### Rows from a dataset
┄┄┄┄┄┄

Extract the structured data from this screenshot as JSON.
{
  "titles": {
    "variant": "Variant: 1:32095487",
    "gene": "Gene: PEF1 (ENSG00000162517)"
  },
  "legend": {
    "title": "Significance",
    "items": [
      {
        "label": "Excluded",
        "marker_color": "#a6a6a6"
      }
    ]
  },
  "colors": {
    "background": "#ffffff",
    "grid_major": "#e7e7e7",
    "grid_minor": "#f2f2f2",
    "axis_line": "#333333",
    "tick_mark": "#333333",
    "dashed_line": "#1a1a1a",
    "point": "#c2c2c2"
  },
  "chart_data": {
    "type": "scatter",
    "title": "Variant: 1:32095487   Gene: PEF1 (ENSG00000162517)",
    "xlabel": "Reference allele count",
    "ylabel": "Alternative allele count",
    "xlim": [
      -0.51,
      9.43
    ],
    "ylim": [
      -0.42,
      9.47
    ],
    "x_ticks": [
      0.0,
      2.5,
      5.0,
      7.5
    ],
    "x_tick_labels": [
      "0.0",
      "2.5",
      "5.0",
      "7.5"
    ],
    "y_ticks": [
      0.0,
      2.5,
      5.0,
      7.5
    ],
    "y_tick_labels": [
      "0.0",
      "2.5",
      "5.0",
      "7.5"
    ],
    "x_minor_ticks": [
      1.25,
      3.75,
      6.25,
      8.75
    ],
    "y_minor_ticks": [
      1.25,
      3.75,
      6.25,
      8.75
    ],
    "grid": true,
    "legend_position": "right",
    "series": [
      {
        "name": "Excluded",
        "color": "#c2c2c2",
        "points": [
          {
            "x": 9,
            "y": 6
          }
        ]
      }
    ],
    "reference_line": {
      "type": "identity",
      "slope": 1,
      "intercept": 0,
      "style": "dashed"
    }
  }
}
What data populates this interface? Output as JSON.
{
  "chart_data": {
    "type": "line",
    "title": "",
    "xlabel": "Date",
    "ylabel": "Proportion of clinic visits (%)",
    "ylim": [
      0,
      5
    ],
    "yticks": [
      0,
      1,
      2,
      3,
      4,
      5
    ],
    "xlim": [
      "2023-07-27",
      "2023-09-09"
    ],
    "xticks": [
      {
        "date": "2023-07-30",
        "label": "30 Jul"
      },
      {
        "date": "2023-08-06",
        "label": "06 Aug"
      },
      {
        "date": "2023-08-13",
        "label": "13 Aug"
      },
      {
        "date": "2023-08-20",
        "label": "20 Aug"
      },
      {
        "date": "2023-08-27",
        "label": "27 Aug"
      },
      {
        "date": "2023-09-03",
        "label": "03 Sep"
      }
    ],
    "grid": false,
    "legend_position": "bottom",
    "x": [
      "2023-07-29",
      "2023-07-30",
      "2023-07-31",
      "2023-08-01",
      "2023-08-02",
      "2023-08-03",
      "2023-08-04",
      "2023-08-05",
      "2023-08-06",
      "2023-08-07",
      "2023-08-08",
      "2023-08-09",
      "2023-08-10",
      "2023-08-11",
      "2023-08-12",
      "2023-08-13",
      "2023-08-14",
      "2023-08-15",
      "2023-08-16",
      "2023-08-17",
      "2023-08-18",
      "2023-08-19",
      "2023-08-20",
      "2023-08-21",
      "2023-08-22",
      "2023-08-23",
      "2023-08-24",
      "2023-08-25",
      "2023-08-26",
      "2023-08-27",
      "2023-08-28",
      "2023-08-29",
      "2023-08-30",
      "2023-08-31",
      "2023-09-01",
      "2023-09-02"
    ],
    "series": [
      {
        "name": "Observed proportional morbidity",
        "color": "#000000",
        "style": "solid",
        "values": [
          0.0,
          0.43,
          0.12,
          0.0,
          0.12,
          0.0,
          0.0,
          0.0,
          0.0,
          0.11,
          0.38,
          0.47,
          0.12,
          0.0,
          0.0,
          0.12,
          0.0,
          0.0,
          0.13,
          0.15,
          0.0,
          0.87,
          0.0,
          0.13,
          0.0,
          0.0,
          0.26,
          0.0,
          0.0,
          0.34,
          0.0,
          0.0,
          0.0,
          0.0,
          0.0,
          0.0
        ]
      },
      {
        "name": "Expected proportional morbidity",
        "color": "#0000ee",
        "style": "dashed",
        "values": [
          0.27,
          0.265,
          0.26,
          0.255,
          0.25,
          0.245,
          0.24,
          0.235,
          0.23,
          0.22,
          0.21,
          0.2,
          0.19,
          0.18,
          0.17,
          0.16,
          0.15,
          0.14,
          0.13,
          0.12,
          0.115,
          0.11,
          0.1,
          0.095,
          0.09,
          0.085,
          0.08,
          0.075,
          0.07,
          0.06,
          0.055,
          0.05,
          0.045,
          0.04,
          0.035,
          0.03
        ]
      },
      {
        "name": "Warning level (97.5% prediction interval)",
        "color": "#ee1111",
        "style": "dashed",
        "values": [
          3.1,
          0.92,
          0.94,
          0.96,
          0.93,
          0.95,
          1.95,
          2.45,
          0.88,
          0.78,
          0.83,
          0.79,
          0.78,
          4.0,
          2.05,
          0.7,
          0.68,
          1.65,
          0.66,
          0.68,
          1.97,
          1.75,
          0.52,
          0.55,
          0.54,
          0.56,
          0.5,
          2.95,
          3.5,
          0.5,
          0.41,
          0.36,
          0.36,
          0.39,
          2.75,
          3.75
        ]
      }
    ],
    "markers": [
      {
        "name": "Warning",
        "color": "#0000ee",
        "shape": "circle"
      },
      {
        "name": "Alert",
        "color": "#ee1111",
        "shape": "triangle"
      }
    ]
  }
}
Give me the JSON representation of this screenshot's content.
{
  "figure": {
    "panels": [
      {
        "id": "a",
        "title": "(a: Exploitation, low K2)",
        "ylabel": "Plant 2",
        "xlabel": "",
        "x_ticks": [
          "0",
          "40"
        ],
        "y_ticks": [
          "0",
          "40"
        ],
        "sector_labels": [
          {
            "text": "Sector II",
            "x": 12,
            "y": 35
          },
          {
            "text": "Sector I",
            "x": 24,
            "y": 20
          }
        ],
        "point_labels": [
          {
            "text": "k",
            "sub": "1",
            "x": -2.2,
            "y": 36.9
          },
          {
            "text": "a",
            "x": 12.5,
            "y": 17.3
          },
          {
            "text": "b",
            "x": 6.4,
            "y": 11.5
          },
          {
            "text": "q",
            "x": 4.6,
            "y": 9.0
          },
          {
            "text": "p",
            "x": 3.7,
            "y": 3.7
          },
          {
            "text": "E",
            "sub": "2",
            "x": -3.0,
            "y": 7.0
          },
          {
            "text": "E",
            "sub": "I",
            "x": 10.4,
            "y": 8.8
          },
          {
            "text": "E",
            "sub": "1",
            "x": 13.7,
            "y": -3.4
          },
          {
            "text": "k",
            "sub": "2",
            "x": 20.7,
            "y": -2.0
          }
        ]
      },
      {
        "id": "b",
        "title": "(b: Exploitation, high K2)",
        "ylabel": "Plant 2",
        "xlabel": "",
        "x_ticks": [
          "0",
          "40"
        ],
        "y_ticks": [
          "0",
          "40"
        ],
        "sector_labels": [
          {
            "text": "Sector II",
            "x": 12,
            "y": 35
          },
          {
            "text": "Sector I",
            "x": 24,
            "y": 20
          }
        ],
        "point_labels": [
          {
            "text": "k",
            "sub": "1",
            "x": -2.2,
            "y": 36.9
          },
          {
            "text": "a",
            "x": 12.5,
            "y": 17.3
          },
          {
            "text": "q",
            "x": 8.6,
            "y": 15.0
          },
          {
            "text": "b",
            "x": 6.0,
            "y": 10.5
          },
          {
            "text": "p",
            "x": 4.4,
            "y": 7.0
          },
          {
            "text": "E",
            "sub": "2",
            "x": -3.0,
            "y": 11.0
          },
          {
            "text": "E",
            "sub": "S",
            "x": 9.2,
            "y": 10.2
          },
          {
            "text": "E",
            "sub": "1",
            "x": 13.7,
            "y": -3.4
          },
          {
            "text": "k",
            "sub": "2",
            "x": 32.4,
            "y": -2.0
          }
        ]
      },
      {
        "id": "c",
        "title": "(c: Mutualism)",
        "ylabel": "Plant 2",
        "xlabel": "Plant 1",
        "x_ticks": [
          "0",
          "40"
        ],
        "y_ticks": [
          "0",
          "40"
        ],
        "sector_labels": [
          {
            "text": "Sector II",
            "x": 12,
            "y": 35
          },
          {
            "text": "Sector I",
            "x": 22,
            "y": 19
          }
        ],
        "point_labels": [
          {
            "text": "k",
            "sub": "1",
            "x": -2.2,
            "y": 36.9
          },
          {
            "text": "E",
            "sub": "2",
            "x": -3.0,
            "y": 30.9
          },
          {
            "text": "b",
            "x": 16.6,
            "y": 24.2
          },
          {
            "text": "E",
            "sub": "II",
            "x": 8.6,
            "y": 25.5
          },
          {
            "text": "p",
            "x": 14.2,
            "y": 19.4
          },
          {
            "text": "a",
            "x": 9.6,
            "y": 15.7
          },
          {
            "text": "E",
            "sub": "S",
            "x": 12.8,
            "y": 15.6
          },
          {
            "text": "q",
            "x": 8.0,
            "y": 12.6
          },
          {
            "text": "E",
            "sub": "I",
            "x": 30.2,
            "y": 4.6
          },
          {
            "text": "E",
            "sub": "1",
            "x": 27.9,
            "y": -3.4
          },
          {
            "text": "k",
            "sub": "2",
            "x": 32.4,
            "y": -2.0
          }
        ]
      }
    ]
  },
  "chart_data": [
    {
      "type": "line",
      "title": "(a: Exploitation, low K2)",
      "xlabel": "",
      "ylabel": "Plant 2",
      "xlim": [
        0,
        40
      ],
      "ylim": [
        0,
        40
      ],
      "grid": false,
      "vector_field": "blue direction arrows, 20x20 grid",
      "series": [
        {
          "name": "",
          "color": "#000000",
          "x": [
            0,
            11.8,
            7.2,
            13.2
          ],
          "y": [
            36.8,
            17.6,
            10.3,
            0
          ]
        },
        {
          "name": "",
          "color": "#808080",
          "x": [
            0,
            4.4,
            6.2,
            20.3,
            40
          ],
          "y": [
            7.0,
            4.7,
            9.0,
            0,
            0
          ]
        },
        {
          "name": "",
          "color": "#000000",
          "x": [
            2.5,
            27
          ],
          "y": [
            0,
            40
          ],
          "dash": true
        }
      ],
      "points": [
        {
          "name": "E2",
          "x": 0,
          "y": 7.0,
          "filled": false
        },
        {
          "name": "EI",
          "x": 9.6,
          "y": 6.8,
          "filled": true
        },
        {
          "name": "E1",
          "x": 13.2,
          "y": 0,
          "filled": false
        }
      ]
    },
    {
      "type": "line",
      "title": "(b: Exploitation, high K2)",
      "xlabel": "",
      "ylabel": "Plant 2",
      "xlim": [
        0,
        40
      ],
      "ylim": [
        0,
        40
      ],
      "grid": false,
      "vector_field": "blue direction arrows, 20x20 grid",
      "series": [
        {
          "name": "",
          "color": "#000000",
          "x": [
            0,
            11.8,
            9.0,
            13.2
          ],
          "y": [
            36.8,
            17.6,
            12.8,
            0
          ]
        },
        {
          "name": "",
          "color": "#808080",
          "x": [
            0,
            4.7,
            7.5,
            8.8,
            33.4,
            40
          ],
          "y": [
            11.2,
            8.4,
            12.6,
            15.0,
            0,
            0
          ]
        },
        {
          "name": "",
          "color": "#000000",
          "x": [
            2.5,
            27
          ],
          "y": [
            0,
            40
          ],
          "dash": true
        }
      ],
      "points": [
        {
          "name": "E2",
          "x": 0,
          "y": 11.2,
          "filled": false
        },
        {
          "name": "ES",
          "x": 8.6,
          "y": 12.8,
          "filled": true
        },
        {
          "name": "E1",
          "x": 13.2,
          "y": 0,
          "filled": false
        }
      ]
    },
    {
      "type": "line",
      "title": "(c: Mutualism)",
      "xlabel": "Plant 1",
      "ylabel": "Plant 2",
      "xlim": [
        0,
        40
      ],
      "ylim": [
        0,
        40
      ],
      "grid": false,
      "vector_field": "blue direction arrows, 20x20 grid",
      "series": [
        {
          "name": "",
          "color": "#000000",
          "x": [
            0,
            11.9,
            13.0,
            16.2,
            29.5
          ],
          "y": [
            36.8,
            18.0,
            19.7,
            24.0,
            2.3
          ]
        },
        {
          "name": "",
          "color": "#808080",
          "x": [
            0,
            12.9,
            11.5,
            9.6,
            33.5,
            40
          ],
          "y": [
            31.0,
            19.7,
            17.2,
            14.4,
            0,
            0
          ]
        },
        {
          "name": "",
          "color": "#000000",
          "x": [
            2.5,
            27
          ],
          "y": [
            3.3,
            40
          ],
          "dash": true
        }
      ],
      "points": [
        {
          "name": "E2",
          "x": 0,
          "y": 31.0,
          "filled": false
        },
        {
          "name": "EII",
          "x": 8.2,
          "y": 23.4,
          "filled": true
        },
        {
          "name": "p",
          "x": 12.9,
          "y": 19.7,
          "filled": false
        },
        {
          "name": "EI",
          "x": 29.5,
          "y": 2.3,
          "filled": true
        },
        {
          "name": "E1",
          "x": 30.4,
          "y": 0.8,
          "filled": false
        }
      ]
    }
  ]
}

┄┄┄┄┄┄

### AIM
Pick out all lines containing the string "JSON".

### RESPONSE TO THE TASK
Extract the structured data from this screenshot as JSON.
What data populates this interface? Output as JSON.
Give me the JSON representation of this screenshot's content.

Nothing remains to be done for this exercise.